Pull out every line of the listing below where "that" appears.

---

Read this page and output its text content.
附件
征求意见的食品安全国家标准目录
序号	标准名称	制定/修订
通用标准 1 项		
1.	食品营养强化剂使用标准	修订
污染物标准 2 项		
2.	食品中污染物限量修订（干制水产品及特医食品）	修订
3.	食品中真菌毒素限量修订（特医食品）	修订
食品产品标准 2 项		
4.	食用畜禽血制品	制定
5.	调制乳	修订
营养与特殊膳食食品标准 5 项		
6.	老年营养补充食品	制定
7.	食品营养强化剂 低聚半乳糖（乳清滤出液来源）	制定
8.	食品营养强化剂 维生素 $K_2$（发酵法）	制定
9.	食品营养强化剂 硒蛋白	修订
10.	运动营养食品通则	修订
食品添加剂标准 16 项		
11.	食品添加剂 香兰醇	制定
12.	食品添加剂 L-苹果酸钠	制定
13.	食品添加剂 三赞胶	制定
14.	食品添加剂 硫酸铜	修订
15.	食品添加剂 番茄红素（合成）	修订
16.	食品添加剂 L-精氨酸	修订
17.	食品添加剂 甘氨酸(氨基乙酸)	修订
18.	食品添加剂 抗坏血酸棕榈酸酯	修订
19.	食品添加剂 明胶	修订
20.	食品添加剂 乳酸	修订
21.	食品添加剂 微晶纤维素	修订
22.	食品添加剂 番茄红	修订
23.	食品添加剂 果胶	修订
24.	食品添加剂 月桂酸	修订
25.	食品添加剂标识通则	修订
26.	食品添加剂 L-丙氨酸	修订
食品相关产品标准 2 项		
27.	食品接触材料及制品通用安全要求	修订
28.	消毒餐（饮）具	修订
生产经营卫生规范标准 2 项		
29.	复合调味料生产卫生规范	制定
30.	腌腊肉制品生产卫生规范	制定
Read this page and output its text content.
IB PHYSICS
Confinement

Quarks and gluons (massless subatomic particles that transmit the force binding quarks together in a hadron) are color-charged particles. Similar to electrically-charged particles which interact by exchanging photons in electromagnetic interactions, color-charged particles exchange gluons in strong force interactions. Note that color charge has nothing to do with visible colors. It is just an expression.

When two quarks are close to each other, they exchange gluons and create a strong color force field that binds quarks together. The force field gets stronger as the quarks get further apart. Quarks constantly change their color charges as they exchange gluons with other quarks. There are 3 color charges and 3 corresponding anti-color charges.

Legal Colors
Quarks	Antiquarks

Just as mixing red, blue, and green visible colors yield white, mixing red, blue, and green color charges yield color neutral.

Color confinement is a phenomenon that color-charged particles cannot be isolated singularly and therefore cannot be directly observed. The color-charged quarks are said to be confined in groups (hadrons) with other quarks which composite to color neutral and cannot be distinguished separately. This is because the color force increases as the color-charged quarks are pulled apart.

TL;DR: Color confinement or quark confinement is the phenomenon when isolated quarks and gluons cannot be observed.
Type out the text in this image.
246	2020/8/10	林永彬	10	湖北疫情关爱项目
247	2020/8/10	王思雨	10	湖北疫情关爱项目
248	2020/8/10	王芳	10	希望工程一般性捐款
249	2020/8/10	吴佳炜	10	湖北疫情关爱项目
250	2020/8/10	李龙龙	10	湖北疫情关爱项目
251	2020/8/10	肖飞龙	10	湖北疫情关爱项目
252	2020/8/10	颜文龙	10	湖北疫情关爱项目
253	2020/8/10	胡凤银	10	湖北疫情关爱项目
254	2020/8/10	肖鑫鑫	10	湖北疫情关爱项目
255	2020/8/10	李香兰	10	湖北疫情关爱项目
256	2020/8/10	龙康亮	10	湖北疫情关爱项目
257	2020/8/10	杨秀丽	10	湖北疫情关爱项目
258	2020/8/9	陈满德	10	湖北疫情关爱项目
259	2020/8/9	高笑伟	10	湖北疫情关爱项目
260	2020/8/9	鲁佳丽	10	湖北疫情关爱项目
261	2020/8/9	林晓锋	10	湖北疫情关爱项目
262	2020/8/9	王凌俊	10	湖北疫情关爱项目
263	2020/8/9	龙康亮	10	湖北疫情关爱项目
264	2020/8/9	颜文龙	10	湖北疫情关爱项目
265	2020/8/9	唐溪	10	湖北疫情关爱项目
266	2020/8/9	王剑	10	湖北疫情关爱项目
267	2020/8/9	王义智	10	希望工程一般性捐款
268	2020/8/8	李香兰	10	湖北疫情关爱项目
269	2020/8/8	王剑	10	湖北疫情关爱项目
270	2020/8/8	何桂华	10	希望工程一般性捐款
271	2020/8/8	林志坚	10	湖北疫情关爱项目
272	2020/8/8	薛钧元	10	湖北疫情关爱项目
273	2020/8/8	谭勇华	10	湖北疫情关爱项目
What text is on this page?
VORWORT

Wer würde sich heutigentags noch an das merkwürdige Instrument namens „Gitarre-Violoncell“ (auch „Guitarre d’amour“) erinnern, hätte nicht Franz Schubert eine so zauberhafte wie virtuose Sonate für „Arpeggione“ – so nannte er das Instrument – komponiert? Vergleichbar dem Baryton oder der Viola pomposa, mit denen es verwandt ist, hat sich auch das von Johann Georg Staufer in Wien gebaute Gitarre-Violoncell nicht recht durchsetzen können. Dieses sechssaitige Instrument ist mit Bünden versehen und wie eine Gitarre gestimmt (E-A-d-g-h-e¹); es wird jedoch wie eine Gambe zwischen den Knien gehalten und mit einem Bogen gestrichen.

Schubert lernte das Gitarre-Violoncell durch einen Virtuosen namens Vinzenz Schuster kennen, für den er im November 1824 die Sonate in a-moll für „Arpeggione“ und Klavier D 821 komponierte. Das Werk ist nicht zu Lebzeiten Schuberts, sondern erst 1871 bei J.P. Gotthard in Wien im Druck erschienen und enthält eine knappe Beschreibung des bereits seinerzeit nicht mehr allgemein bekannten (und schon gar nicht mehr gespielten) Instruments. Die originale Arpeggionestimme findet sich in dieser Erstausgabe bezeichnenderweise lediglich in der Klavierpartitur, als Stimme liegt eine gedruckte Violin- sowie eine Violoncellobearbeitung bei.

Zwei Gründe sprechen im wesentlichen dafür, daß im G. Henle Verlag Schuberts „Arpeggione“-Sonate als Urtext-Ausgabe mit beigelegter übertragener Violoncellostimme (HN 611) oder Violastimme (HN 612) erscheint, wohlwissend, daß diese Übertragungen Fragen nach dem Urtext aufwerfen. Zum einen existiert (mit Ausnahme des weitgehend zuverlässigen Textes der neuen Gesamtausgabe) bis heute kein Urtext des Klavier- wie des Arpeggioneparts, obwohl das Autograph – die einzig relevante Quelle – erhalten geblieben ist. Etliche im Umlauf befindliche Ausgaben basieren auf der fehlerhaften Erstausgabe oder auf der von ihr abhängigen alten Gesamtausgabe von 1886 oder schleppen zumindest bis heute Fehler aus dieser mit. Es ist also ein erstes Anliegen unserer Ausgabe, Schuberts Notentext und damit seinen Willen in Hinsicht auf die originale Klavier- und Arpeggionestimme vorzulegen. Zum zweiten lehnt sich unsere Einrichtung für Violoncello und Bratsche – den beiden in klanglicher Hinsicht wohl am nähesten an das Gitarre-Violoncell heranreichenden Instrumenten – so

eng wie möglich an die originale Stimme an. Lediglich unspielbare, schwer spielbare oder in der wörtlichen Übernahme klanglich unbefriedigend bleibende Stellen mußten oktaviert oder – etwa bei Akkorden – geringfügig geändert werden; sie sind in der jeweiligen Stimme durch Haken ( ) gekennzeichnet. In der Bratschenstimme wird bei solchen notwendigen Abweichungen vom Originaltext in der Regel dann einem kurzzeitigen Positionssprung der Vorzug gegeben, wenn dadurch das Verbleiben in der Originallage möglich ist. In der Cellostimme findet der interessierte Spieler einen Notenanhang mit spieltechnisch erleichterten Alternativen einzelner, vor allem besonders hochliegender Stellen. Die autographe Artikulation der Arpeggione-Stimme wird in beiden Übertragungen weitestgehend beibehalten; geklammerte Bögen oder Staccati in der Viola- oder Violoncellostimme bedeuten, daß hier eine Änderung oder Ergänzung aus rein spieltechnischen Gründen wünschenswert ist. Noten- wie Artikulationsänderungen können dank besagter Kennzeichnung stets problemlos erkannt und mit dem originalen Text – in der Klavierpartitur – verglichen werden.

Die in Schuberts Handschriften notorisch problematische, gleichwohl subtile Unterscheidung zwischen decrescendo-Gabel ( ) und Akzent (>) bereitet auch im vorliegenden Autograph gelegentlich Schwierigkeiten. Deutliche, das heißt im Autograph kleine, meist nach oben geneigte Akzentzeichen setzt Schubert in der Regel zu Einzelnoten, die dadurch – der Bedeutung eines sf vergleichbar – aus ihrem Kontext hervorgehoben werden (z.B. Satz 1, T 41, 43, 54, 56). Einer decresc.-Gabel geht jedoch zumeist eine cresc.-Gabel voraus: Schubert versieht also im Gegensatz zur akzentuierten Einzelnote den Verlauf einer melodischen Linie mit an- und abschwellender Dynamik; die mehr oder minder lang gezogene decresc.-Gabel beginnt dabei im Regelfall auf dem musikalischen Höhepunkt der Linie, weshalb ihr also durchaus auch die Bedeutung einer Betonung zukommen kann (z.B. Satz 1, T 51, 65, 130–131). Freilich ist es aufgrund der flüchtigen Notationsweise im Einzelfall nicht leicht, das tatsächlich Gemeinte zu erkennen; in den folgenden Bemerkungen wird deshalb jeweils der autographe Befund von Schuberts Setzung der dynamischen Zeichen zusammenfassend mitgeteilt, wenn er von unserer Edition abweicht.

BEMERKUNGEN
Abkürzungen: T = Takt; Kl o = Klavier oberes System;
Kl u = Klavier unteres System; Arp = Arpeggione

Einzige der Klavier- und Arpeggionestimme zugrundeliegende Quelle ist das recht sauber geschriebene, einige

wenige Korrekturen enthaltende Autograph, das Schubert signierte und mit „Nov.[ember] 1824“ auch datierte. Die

---

IN RESPONSE ::
Quarks and gluons (massless subatomic particles that transmit the force binding quarks together in a hadron) are color-charged particles. Similar to electrically-charged particles which interact by exchanging photons in electromagnetic interactions, color-charged particles exchange gluons in strong force interactions. Note that color charge has nothing to do with visible colors. It is just an expression.
When two quarks are close to each other, they exchange gluons and create a strong color force field that binds quarks together. The force field gets stronger as the quarks get further apart. Quarks constantly change their color charges as they exchange gluons with other quarks. There are 3 color charges and 3 corresponding anti-color charges.
Color confinement is a phenomenon that color-charged particles cannot be isolated singularly and therefore cannot be directly observed. The color-charged quarks are said to be confined in groups (hadrons) with other quarks which composite to color neutral and cannot be distinguished separately. This is because the color force increases as the color-charged quarks are pulled apart.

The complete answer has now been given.